▶ **WORK TO BE COMPLETED**
Print every line of the listing exactly, please.

— start MATERIALS PROVIDED —

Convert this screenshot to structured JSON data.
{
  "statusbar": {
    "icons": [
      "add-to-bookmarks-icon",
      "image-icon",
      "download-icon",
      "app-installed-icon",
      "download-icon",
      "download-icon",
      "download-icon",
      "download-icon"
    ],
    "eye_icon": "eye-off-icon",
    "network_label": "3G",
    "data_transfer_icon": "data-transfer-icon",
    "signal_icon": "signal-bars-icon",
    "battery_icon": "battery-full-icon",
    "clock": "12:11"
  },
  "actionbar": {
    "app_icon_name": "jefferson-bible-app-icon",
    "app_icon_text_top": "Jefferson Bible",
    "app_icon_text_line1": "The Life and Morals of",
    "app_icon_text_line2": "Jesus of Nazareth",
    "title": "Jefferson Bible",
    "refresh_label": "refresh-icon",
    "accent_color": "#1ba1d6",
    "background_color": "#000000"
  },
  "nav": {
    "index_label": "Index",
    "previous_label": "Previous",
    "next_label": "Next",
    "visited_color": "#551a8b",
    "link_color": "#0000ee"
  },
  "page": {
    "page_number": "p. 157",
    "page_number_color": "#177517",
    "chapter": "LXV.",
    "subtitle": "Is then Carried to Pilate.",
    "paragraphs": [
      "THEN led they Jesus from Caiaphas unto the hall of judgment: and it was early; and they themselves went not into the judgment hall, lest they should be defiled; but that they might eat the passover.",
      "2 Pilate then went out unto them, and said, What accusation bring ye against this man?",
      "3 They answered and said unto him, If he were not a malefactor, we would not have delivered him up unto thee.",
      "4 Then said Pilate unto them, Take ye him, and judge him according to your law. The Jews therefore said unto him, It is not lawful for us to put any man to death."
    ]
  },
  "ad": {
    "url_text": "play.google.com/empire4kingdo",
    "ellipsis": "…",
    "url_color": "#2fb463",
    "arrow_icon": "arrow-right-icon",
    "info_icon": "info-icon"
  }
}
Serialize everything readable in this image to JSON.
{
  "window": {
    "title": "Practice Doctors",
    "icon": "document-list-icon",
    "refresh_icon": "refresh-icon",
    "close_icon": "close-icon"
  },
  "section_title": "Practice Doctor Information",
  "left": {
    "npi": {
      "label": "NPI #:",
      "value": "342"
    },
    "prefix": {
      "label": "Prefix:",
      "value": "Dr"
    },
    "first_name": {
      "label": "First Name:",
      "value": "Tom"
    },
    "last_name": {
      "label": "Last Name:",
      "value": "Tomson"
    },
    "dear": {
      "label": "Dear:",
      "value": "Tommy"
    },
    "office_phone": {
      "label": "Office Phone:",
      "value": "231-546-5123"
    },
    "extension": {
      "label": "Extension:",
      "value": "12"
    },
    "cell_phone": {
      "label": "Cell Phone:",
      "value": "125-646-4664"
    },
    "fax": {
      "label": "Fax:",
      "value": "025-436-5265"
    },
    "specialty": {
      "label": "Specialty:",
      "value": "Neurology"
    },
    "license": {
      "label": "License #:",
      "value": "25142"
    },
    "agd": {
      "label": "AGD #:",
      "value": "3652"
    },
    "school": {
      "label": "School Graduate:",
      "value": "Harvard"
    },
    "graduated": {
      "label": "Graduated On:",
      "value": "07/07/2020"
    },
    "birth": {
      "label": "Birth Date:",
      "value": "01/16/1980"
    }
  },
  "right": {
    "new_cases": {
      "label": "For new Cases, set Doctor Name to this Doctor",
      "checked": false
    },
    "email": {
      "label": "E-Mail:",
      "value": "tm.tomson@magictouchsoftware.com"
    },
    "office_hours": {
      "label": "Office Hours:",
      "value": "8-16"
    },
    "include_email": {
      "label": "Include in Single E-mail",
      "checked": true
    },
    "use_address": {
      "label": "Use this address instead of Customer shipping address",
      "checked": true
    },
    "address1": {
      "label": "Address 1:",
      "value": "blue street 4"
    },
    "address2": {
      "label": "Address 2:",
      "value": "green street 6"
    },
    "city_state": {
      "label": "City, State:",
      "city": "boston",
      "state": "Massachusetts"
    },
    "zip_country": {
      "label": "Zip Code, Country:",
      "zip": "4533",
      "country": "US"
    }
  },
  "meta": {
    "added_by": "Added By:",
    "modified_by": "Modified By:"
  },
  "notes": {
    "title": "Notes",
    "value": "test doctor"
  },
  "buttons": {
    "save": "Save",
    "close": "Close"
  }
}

— end MATERIALS PROVIDED —

▶ **SOLUTION TO THIS TASK**
Convert this screenshot to structured JSON data.
{
  "statusbar": {
    "icons": [
      "add-to-bookmarks-icon",
      "image-icon",
      "download-icon",
      "app-installed-icon",
      "download-icon",
      "download-icon",
      "download-icon",
      "download-icon"
    ],
    "eye_icon": "eye-off-icon",
    "network_label": "3G",
    "data_transfer_icon": "data-transfer-icon",
    "signal_icon": "signal-bars-icon",
    "battery_icon": "battery-full-icon",
    "clock": "12:11"
  },
  "actionbar": {
    "app_icon_name": "jefferson-bible-app-icon",
    "app_icon_text_top": "Jefferson Bible",
    "app_icon_text_line1": "The Life and Morals of",
    "app_icon_text_line2": "Jesus of Nazareth",
    "title": "Jefferson Bible",
    "refresh_label": "refresh-icon",
    "accent_color": "#1ba1d6",
    "background_color": "#000000"
  },
  "nav": {
    "index_label": "Index",
    "previous_label": "Previous",
    "next_label": "Next",
    "visited_color": "#551a8b",
    "link_color": "#0000ee"
  },
  "page": {
    "page_number": "p. 157",
    "page_number_color": "#177517",
    "chapter": "LXV.",
    "subtitle": "Is then Carried to Pilate.",
    "paragraphs": [
      "THEN led they Jesus from Caiaphas unto the hall of judgment: and it was early; and they themselves went not into the judgment hall, lest they should be defiled; but that they might eat the passover.",
      "2 Pilate then went out unto them, and said, What accusation bring ye against this man?",
      "3 They answered and said unto him, If he were not a malefactor, we would not have delivered him up unto thee.",
      "4 Then said Pilate unto them, Take ye him, and judge him according to your law. The Jews therefore said unto him, It is not lawful for us to put any man to death."
    ]
  },
  "ad": {
    "url_text": "play.google.com/empire4kingdo",
    "ellipsis": "…",
    "url_color": "#2fb463",
    "arrow_icon": "arrow-right-icon",
    "info_icon": "info-icon"
  }
}
Serialize everything readable in this image to JSON.
{
  "window": {
    "title": "Practice Doctors",
    "icon": "document-list-icon",
    "refresh_icon": "refresh-icon",
    "close_icon": "close-icon"
  },
  "section_title": "Practice Doctor Information",
  "left": {
    "npi": {
      "label": "NPI #:",
      "value": "342"
    },
    "prefix": {
      "label": "Prefix:",
      "value": "Dr"
    },
    "first_name": {
      "label": "First Name:",
      "value": "Tom"
    },
    "last_name": {
      "label": "Last Name:",
      "value": "Tomson"
    },
    "dear": {
      "label": "Dear:",
      "value": "Tommy"
    },
    "office_phone": {
      "label": "Office Phone:",
      "value": "231-546-5123"
    },
    "extension": {
      "label": "Extension:",
      "value": "12"
    },
    "cell_phone": {
      "label": "Cell Phone:",
      "value": "125-646-4664"
    },
    "fax": {
      "label": "Fax:",
      "value": "025-436-5265"
    },
    "specialty": {
      "label": "Specialty:",
      "value": "Neurology"
    },
    "license": {
      "label": "License #:",
      "value": "25142"
    },
    "agd": {
      "label": "AGD #:",
      "value": "3652"
    },
    "school": {
      "label": "School Graduate:",
      "value": "Harvard"
    },
    "graduated": {
      "label": "Graduated On:",
      "value": "07/07/2020"
    },
    "birth": {
      "label": "Birth Date:",
      "value": "01/16/1980"
    }
  },
  "right": {
    "new_cases": {
      "label": "For new Cases, set Doctor Name to this Doctor",
      "checked": false
    },
    "email": {
      "label": "E-Mail:",
      "value": "tm.tomson@magictouchsoftware.com"
    },
    "office_hours": {
      "label": "Office Hours:",
      "value": "8-16"
    },
    "include_email": {
      "label": "Include in Single E-mail",
      "checked": true
    },
    "use_address": {
      "label": "Use this address instead of Customer shipping address",
      "checked": true
    },
    "address1": {
      "label": "Address 1:",
      "value": "blue street 4"
    },
    "address2": {
      "label": "Address 2:",
      "value": "green street 6"
    },
    "city_state": {
      "label": "City, State:",
      "city": "boston",
      "state": "Massachusetts"
    },
    "zip_country": {
      "label": "Zip Code, Country:",
      "zip": "4533",
      "country": "US"
    }
  },
  "meta": {
    "added_by": "Added By:",
    "modified_by": "Modified By:"
  },
  "notes": {
    "title": "Notes",
    "value": "test doctor"
  },
  "buttons": {
    "save": "Save",
    "close": "Close"
  }
}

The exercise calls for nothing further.